* _What you need to do_
Copy every line of the listing below word for word, leaving out the pictures.

Element location data
# # #

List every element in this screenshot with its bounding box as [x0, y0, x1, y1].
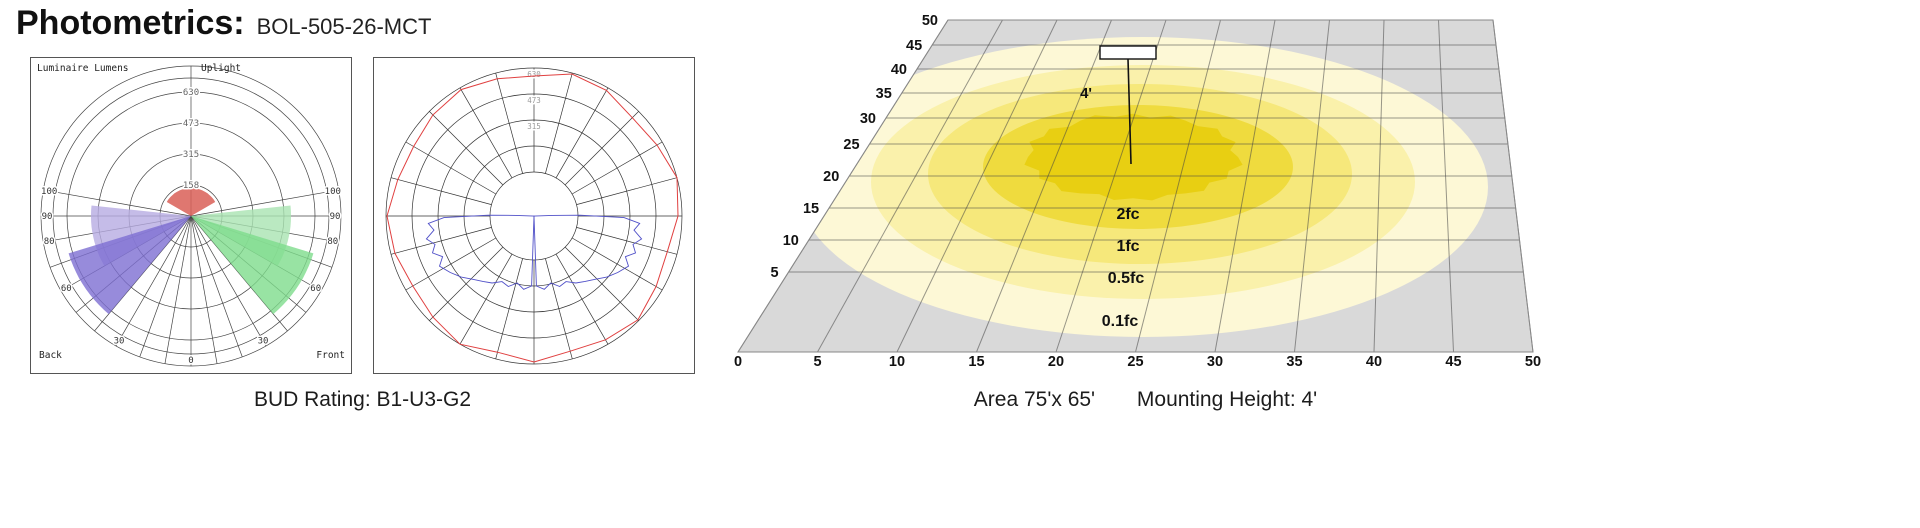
svg-text:15: 15: [968, 354, 984, 370]
svg-text:35: 35: [1286, 354, 1302, 370]
svg-text:Luminaire Lumens: Luminaire Lumens: [37, 63, 129, 74]
svg-text:45: 45: [1445, 354, 1461, 370]
svg-text:50: 50: [1525, 354, 1541, 370]
svg-text:90: 90: [330, 212, 341, 222]
svg-text:80: 80: [327, 237, 338, 247]
sector-back-lower-blue: [68, 216, 191, 315]
svg-text:5: 5: [813, 354, 821, 370]
svg-text:60: 60: [310, 284, 321, 294]
svg-text:315: 315: [183, 150, 199, 160]
svg-text:20: 20: [1048, 354, 1064, 370]
fixture-symbol: [1099, 45, 1157, 60]
svg-text:100: 100: [41, 187, 57, 197]
svg-text:10: 10: [783, 233, 799, 249]
svg-text:20: 20: [823, 169, 839, 185]
svg-text:30: 30: [114, 337, 125, 347]
mounting-pole: [1127, 58, 1132, 165]
page-title: Photometrics:: [16, 4, 245, 42]
svg-text:40: 40: [891, 62, 907, 78]
svg-text:2fc: 2fc: [1116, 206, 1139, 223]
svg-text:90: 90: [42, 212, 53, 222]
sector-uplight-red: [166, 188, 216, 216]
svg-text:Uplight: Uplight: [201, 63, 241, 74]
mounting-height-label: Mounting Height: 4': [1136, 388, 1318, 411]
svg-text:473: 473: [527, 96, 541, 105]
svg-text:630: 630: [183, 88, 199, 98]
candela-distribution-chart: 630 473 315: [373, 57, 695, 374]
svg-text:80: 80: [44, 237, 55, 247]
svg-text:473: 473: [183, 119, 199, 129]
contour-core: [1024, 113, 1243, 201]
page-header: Photometrics: BOL-505-26-MCT: [16, 4, 431, 43]
fc-contours: [798, 37, 1488, 337]
svg-text:40: 40: [1366, 354, 1382, 370]
beam-sectors: [68, 188, 314, 315]
svg-text:30: 30: [258, 337, 269, 347]
luminaire-polar-svg: 158 315 473 630 0 30 30 60 60 80 80 90 90 100 100 Lumin…: [37, 63, 347, 368]
svg-text:15: 15: [803, 201, 819, 217]
svg-text:100: 100: [325, 187, 341, 197]
candela-polar-svg: 630 473 315: [385, 67, 683, 365]
model-number: BOL-505-26-MCT: [256, 14, 432, 39]
svg-text:30: 30: [860, 111, 876, 127]
svg-text:0: 0: [734, 354, 742, 370]
red-candela-curve: [386, 73, 679, 363]
svg-text:30: 30: [1207, 354, 1223, 370]
svg-text:630: 630: [527, 70, 541, 79]
svg-text:Back: Back: [39, 350, 62, 361]
svg-text:Front: Front: [316, 350, 345, 361]
illuminance-perspective-chart: 4' 2fc 1fc 0.5fc 0.1fc 0 5 10 15 20 25 30 35 40 45 50 5 1…: [728, 2, 1558, 372]
svg-text:158: 158: [183, 181, 199, 191]
svg-text:25: 25: [1127, 354, 1143, 370]
svg-text:0: 0: [188, 356, 193, 366]
svg-text:50: 50: [922, 13, 938, 29]
svg-text:315: 315: [527, 122, 541, 131]
svg-text:0.1fc: 0.1fc: [1102, 313, 1139, 330]
svg-text:60: 60: [61, 284, 72, 294]
svg-text:10: 10: [889, 354, 905, 370]
blue-candela-lobe-left: [425, 214, 535, 290]
sector-front-lower-green: [191, 216, 314, 315]
bud-rating-caption: BUD Rating: B1-U3-G2: [253, 388, 472, 411]
blue-candela-lobe-right: [533, 214, 643, 290]
luminaire-lumens-chart: 158 315 473 630 0 30 30 60 60 80 80 90 90 100 100 Lumin…: [30, 57, 352, 374]
svg-text:1fc: 1fc: [1116, 238, 1139, 255]
svg-text:0.5fc: 0.5fc: [1108, 270, 1145, 287]
candela-grid: [385, 67, 683, 365]
svg-text:4': 4': [1080, 85, 1092, 102]
svg-text:35: 35: [876, 86, 892, 102]
area-label: Area 75'x 65': [973, 388, 1096, 411]
svg-text:45: 45: [906, 38, 922, 54]
svg-text:5: 5: [771, 265, 779, 281]
svg-text:25: 25: [843, 137, 859, 153]
area-caption: Area 75'x 65' Mounting Height: 4': [733, 388, 1558, 412]
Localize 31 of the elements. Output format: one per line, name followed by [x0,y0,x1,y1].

# # #

* _Correct result_
List every element in this screenshot with its bounding box as [x0, y0, x1, y1].
svg-text:15: 15: [968, 354, 984, 370]
svg-text:35: 35: [1286, 354, 1302, 370]
svg-text:Luminaire Lumens: Luminaire Lumens: [37, 63, 129, 74]
svg-text:45: 45: [1445, 354, 1461, 370]
svg-text:50: 50: [1525, 354, 1541, 370]
svg-text:90: 90: [330, 212, 341, 222]
svg-text:80: 80: [327, 237, 338, 247]
sector-back-lower-blue: [68, 216, 191, 315]
svg-text:5: 5: [813, 354, 821, 370]
svg-text:60: 60: [310, 284, 321, 294]
svg-text:315: 315: [183, 150, 199, 160]
svg-text:20: 20: [1048, 354, 1064, 370]
fixture-symbol: [1099, 45, 1157, 60]
svg-text:100: 100: [41, 187, 57, 197]
svg-text:10: 10: [783, 233, 799, 249]
svg-text:20: 20: [823, 169, 839, 185]
svg-text:30: 30: [114, 337, 125, 347]
mounting-pole: [1127, 58, 1132, 165]
page-title: Photometrics:: [16, 4, 245, 42]
svg-text:40: 40: [891, 62, 907, 78]
svg-text:2fc: 2fc: [1116, 206, 1139, 223]
svg-text:90: 90: [42, 212, 53, 222]
sector-uplight-red: [166, 188, 216, 216]
svg-text:Uplight: Uplight: [201, 63, 241, 74]
mounting-height-label: Mounting Height: 4': [1136, 388, 1318, 411]
svg-text:473: 473: [527, 96, 541, 105]
svg-text:630: 630: [183, 88, 199, 98]
candela-distribution-chart: 630 473 315: [373, 57, 695, 374]
svg-text:80: 80: [44, 237, 55, 247]
svg-text:473: 473: [183, 119, 199, 129]
contour-core: [1024, 113, 1243, 201]
page-header: Photometrics: BOL-505-26-MCT: [16, 4, 431, 43]
fc-contours: [798, 37, 1488, 337]
svg-text:40: 40: [1366, 354, 1382, 370]
beam-sectors: [68, 188, 314, 315]
svg-text:30: 30: [258, 337, 269, 347]
luminaire-polar-svg: 158 315 473 630 0 30 30 60 60 80 80 90 90 100 100 Lumin…: [37, 63, 347, 368]
svg-text:15: 15: [803, 201, 819, 217]
svg-text:100: 100: [325, 187, 341, 197]
candela-polar-svg: 630 473 315: [385, 67, 683, 365]
model-number: BOL-505-26-MCT: [256, 14, 432, 39]
svg-text:30: 30: [860, 111, 876, 127]
svg-text:0: 0: [734, 354, 742, 370]
red-candela-curve: [386, 73, 679, 363]
svg-text:30: 30: [1207, 354, 1223, 370]
svg-text:630: 630: [527, 70, 541, 79]
svg-text:Back: Back: [39, 350, 62, 361]
svg-text:Front: Front: [316, 350, 345, 361]
illuminance-perspective-chart: 4' 2fc 1fc 0.5fc 0.1fc 0 5 10 15 20 25 30 35 40 45 50 5 1…: [728, 2, 1558, 372]
svg-text:158: 158: [183, 181, 199, 191]
svg-text:25: 25: [1127, 354, 1143, 370]
svg-text:0: 0: [188, 356, 193, 366]
svg-text:50: 50: [922, 13, 938, 29]
svg-text:315: 315: [527, 122, 541, 131]
svg-text:0.1fc: 0.1fc: [1102, 313, 1139, 330]
svg-text:60: 60: [61, 284, 72, 294]
svg-text:10: 10: [889, 354, 905, 370]
blue-candela-lobe-left: [425, 214, 535, 290]
sector-front-lower-green: [191, 216, 314, 315]
bud-rating-caption: BUD Rating: B1-U3-G2: [253, 388, 472, 411]
blue-candela-lobe-right: [533, 214, 643, 290]
luminaire-lumens-chart: 158 315 473 630 0 30 30 60 60 80 80 90 90 100 100 Lumin…: [30, 57, 352, 374]
svg-text:1fc: 1fc: [1116, 238, 1139, 255]
svg-text:0.5fc: 0.5fc: [1108, 270, 1145, 287]
candela-grid: [385, 67, 683, 365]
svg-text:4': 4': [1080, 85, 1092, 102]
svg-text:35: 35: [876, 86, 892, 102]
area-label: Area 75'x 65': [973, 388, 1096, 411]
svg-text:45: 45: [906, 38, 922, 54]
svg-text:5: 5: [771, 265, 779, 281]
svg-text:25: 25: [843, 137, 859, 153]
area-caption: Area 75'x 65' Mounting Height: 4': [733, 388, 1558, 412]
Localize 31 of the elements. Output format: one per line, name followed by [x0,y0,x1,y1].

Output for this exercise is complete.